Required action 1 => Decide whether each statement agrees with the abstract, answering yes or no and quoting the abstract's deciding words exactly: (a) The medium mSFO2 was developed for stromal cell-dependent bone marrow cultures. (b) The selected cell population showed extensive proliferative ability in the irradiated recipient. (c) EGF acts directly on CFU-c.
Required action 2 => Please repeat part of the abstract word for word. Begin at the words "Preferential proliferation of" and stop after "stromal cell clone.".

*** Extract Section Begins ***

Preferential proliferation of murine colony-forming units in culture in a chemically defined condition with a macrophage colony-stimulating factor-negative stromal cell clone.

The establishment of culture conditions that selectively support hematopoietic stem cells is an important goal of hematology. In this study, we investigated the possibility of using for this purpose a defined medium, mSFO2, which was developed for stromal cell-dependent bone marrow cultures. We found that a combination of epidermal growth factor (EGF), the OP9 stromal cell line, which lacks macrophage colony-stimulating factor, recombinant stem cell factor, and the chemically defined medium mSFO2 provides a microenvironment where c-Kit+ Thy-1+/lo Mac-1+/lo B220- TER119- common beta + IL-2R gamma + gp130+ cells are selectively propagated from normal, unfractionated bone marrow cells. This cell population produced an in vitro colony at a very high efficiency (50%), whereas it has only limited proliferative ability in the irradiated recipient. Thus, the cells selected in this culture condition might represent colony-forming units in culture (CFU-c) with short-term reconstituting ability. Transferring this cell population into medium containing differentiation signals resulted in the rapid production of mature myelomonocytic and B cell lineages in vitro and in vivo. The fact that a similar culture condition was created by erb-B2-transduced OP9 in the absence of EGF indicated that EGF exerts its effect by acting on OP9 rather than directly on CFU-c. These results suggested that the balance between self-renewal and differentiation of CFU-c can be regulated by extra-cellular signals.

*** Extract Section Ends ***
*** Stored data Section Begins ***

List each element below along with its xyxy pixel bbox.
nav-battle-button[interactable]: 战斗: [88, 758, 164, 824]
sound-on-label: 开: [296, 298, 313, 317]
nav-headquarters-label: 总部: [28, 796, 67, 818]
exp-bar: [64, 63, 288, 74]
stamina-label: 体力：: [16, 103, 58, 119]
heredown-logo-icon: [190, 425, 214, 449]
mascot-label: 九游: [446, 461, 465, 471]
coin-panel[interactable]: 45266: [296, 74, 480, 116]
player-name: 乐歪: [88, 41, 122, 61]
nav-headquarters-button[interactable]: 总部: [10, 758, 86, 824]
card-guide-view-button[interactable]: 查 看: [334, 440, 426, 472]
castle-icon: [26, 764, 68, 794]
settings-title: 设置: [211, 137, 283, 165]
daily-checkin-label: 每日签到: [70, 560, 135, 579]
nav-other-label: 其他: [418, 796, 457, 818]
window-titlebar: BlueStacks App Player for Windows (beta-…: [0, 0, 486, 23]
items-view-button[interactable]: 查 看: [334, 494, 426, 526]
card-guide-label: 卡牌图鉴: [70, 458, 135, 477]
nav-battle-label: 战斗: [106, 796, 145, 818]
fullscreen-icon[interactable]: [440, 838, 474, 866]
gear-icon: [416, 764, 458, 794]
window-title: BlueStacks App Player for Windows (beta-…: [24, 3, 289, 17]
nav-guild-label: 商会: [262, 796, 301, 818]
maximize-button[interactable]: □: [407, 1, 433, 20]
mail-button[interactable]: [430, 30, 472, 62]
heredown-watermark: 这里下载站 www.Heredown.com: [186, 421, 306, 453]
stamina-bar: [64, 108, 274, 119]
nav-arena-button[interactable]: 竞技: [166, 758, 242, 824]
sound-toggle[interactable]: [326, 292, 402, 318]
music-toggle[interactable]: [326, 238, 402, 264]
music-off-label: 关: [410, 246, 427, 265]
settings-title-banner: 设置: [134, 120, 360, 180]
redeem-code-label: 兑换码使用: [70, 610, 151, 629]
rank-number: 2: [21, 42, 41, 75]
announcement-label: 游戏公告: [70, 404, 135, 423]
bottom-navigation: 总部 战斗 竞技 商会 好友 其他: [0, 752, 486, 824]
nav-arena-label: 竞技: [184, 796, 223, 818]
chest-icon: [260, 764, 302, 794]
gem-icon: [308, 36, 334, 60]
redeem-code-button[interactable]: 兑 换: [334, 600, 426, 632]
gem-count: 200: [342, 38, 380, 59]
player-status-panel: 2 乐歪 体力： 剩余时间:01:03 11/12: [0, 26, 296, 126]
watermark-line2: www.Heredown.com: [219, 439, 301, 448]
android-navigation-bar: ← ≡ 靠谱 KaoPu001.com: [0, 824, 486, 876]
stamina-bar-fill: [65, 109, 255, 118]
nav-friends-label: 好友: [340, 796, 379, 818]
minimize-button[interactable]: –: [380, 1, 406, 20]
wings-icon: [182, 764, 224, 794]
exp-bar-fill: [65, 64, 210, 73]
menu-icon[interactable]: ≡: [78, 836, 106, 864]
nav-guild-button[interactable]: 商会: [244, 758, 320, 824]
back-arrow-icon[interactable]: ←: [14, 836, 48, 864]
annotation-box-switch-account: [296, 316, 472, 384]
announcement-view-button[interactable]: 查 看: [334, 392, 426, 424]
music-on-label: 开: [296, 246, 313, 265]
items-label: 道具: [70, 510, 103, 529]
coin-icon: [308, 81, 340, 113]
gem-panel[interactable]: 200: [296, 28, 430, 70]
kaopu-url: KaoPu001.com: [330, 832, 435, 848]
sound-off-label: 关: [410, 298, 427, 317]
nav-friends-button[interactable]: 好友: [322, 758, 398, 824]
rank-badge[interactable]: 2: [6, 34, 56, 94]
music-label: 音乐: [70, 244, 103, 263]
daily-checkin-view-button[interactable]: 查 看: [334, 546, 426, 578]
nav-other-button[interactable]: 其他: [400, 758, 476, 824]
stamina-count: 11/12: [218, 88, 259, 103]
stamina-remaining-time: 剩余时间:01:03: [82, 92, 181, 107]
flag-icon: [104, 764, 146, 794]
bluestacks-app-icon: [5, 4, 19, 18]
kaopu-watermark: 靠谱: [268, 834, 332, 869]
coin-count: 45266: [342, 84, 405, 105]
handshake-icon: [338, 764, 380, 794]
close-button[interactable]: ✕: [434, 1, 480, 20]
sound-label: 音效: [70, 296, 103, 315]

*** Stored data Section Ends ***

Output 1 =>
(a) Yes: "a defined medium, mSFO2, which was developed for stromal cell-dependent bone marrow cultures"
(b) No: "it has only limited proliferative ability in the irradiated recipient"
(c) No: "EGF exerts its effect by acting on OP9 rather than directly on CFU-c"

Output 2 =>
Preferential proliferation of murine colony-forming units in culture in a chemically defined condition with a macrophage colony-stimulating factor-negative stromal cell clone.